### Directions for this task
In full and without alteration, give the listing again.

### Excerpted data
==================================================

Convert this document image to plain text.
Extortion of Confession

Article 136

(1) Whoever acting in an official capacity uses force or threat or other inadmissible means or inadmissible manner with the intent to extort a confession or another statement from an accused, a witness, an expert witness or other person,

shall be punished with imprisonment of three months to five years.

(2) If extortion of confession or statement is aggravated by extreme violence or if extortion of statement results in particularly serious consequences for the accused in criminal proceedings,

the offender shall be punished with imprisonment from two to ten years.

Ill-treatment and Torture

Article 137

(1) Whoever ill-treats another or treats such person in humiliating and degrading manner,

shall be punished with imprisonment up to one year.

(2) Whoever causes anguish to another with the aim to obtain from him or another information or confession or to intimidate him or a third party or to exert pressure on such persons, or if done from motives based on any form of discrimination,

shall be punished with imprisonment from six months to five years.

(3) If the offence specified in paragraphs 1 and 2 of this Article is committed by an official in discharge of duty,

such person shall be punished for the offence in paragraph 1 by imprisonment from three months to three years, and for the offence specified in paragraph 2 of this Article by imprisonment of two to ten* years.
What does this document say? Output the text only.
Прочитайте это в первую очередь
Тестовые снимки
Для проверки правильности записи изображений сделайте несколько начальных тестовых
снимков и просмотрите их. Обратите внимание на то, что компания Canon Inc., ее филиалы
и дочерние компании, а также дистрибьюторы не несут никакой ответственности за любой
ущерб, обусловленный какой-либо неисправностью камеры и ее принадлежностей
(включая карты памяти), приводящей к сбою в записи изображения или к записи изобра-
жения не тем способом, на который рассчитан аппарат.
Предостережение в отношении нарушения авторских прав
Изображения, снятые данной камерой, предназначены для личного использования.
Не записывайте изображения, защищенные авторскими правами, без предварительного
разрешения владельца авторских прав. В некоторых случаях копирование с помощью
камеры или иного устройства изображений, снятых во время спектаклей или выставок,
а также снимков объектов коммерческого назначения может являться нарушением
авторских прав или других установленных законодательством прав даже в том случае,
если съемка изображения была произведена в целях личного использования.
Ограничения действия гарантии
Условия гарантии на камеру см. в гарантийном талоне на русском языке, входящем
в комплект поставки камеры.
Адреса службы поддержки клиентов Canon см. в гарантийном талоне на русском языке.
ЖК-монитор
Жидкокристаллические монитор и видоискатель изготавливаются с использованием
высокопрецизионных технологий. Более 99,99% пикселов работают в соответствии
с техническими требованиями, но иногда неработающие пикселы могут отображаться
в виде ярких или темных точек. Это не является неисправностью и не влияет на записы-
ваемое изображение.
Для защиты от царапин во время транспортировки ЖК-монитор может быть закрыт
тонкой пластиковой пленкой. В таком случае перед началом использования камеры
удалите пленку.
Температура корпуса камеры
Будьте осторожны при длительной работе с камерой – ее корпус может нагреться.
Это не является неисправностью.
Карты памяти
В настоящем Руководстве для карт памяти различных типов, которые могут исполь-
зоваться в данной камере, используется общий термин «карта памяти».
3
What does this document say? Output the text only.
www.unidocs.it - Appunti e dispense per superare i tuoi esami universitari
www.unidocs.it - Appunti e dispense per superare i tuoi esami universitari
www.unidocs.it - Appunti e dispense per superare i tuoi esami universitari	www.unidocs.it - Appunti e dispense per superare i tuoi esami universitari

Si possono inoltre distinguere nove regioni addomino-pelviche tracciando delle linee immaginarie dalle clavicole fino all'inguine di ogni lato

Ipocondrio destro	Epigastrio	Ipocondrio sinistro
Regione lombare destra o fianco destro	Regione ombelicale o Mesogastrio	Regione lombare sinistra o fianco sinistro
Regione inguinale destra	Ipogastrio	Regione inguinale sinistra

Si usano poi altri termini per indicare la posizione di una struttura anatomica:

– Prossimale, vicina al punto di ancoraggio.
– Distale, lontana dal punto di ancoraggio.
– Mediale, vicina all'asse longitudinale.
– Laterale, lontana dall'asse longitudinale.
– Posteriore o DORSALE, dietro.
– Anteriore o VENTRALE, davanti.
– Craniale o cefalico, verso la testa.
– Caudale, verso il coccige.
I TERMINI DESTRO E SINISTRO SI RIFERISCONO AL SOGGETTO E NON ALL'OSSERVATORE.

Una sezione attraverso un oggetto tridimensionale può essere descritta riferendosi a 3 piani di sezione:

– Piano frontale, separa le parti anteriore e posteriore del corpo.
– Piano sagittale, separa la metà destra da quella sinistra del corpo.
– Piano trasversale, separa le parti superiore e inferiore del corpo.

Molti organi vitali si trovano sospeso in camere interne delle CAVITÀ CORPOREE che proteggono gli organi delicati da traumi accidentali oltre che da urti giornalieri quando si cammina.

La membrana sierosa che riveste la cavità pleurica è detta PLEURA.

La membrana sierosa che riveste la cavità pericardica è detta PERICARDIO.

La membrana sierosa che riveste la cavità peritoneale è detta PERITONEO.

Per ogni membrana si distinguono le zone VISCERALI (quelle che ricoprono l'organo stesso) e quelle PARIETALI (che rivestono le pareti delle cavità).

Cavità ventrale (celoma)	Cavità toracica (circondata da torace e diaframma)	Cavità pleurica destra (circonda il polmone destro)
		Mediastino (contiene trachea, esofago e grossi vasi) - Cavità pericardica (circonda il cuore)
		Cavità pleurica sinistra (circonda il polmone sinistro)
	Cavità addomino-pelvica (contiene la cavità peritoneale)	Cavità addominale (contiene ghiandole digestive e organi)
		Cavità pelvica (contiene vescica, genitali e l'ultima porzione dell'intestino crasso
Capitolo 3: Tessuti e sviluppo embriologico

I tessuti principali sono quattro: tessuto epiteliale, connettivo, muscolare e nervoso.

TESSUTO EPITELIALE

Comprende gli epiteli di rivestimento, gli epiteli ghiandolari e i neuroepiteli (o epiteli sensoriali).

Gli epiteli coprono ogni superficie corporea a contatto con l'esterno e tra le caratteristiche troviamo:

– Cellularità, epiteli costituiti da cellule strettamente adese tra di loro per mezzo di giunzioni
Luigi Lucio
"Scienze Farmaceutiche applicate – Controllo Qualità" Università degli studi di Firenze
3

==================================================

### Solution for this exercise
Convert this document image to plain text.
Extortion of Confession

Article 136

(1) Whoever acting in an official capacity uses force or threat or other inadmissible means or inadmissible manner with the intent to extort a confession or another statement from an accused, a witness, an expert witness or other person,

shall be punished with imprisonment of three months to five years.

(2) If extortion of confession or statement is aggravated by extreme violence or if extortion of statement results in particularly serious consequences for the accused in criminal proceedings,

the offender shall be punished with imprisonment from two to ten years.

Ill-treatment and Torture

Article 137

(1) Whoever ill-treats another or treats such person in humiliating and degrading manner,

shall be punished with imprisonment up to one year.

(2) Whoever causes anguish to another with the aim to obtain from him or another information or confession or to intimidate him or a third party or to exert pressure on such persons, or if done from motives based on any form of discrimination,

shall be punished with imprisonment from six months to five years.

(3) If the offence specified in paragraphs 1 and 2 of this Article is committed by an official in discharge of duty,

such person shall be punished for the offence in paragraph 1 by imprisonment from three months to three years, and for the offence specified in paragraph 2 of this Article by imprisonment of two to ten* years.
What does this document say? Output the text only.
Прочитайте это в первую очередь
Тестовые снимки
Для проверки правильности записи изображений сделайте несколько начальных тестовых
снимков и просмотрите их. Обратите внимание на то, что компания Canon Inc., ее филиалы
и дочерние компании, а также дистрибьюторы не несут никакой ответственности за любой
ущерб, обусловленный какой-либо неисправностью камеры и ее принадлежностей
(включая карты памяти), приводящей к сбою в записи изображения или к записи изобра-
жения не тем способом, на который рассчитан аппарат.
Предостережение в отношении нарушения авторских прав
Изображения, снятые данной камерой, предназначены для личного использования.
Не записывайте изображения, защищенные авторскими правами, без предварительного
разрешения владельца авторских прав. В некоторых случаях копирование с помощью
камеры или иного устройства изображений, снятых во время спектаклей или выставок,
а также снимков объектов коммерческого назначения может являться нарушением
авторских прав или других установленных законодательством прав даже в том случае,
если съемка изображения была произведена в целях личного использования.
Ограничения действия гарантии
Условия гарантии на камеру см. в гарантийном талоне на русском языке, входящем
в комплект поставки камеры.
Адреса службы поддержки клиентов Canon см. в гарантийном талоне на русском языке.
ЖК-монитор
Жидкокристаллические монитор и видоискатель изготавливаются с использованием
высокопрецизионных технологий. Более 99,99% пикселов работают в соответствии
с техническими требованиями, но иногда неработающие пикселы могут отображаться
в виде ярких или темных точек. Это не является неисправностью и не влияет на записы-
ваемое изображение.
Для защиты от царапин во время транспортировки ЖК-монитор может быть закрыт
тонкой пластиковой пленкой. В таком случае перед началом использования камеры
удалите пленку.
Температура корпуса камеры
Будьте осторожны при длительной работе с камерой – ее корпус может нагреться.
Это не является неисправностью.
Карты памяти
В настоящем Руководстве для карт памяти различных типов, которые могут исполь-
зоваться в данной камере, используется общий термин «карта памяти».
3
What does this document say? Output the text only.
www.unidocs.it - Appunti e dispense per superare i tuoi esami universitari
www.unidocs.it - Appunti e dispense per superare i tuoi esami universitari
www.unidocs.it - Appunti e dispense per superare i tuoi esami universitari	www.unidocs.it - Appunti e dispense per superare i tuoi esami universitari

Si possono inoltre distinguere nove regioni addomino-pelviche tracciando delle linee immaginarie dalle clavicole fino all'inguine di ogni lato

Ipocondrio destro	Epigastrio	Ipocondrio sinistro
Regione lombare destra o fianco destro	Regione ombelicale o Mesogastrio	Regione lombare sinistra o fianco sinistro
Regione inguinale destra	Ipogastrio	Regione inguinale sinistra

Si usano poi altri termini per indicare la posizione di una struttura anatomica:

– Prossimale, vicina al punto di ancoraggio.
– Distale, lontana dal punto di ancoraggio.
– Mediale, vicina all'asse longitudinale.
– Laterale, lontana dall'asse longitudinale.
– Posteriore o DORSALE, dietro.
– Anteriore o VENTRALE, davanti.
– Craniale o cefalico, verso la testa.
– Caudale, verso il coccige.
I TERMINI DESTRO E SINISTRO SI RIFERISCONO AL SOGGETTO E NON ALL'OSSERVATORE.

Una sezione attraverso un oggetto tridimensionale può essere descritta riferendosi a 3 piani di sezione:

– Piano frontale, separa le parti anteriore e posteriore del corpo.
– Piano sagittale, separa la metà destra da quella sinistra del corpo.
– Piano trasversale, separa le parti superiore e inferiore del corpo.

Molti organi vitali si trovano sospeso in camere interne delle CAVITÀ CORPOREE che proteggono gli organi delicati da traumi accidentali oltre che da urti giornalieri quando si cammina.

La membrana sierosa che riveste la cavità pleurica è detta PLEURA.

La membrana sierosa che riveste la cavità pericardica è detta PERICARDIO.

La membrana sierosa che riveste la cavità peritoneale è detta PERITONEO.

Per ogni membrana si distinguono le zone VISCERALI (quelle che ricoprono l'organo stesso) e quelle PARIETALI (che rivestono le pareti delle cavità).

Cavità ventrale (celoma)	Cavità toracica (circondata da torace e diaframma)	Cavità pleurica destra (circonda il polmone destro)
		Mediastino (contiene trachea, esofago e grossi vasi) - Cavità pericardica (circonda il cuore)
		Cavità pleurica sinistra (circonda il polmone sinistro)
	Cavità addomino-pelvica (contiene la cavità peritoneale)	Cavità addominale (contiene ghiandole digestive e organi)
		Cavità pelvica (contiene vescica, genitali e l'ultima porzione dell'intestino crasso
Capitolo 3: Tessuti e sviluppo embriologico

I tessuti principali sono quattro: tessuto epiteliale, connettivo, muscolare e nervoso.

TESSUTO EPITELIALE

Comprende gli epiteli di rivestimento, gli epiteli ghiandolari e i neuroepiteli (o epiteli sensoriali).

Gli epiteli coprono ogni superficie corporea a contatto con l'esterno e tra le caratteristiche troviamo:

– Cellularità, epiteli costituiti da cellule strettamente adese tra di loro per mezzo di giunzioni
Luigi Lucio
"Scienze Farmaceutiche applicate – Controllo Qualità" Università degli studi di Firenze
3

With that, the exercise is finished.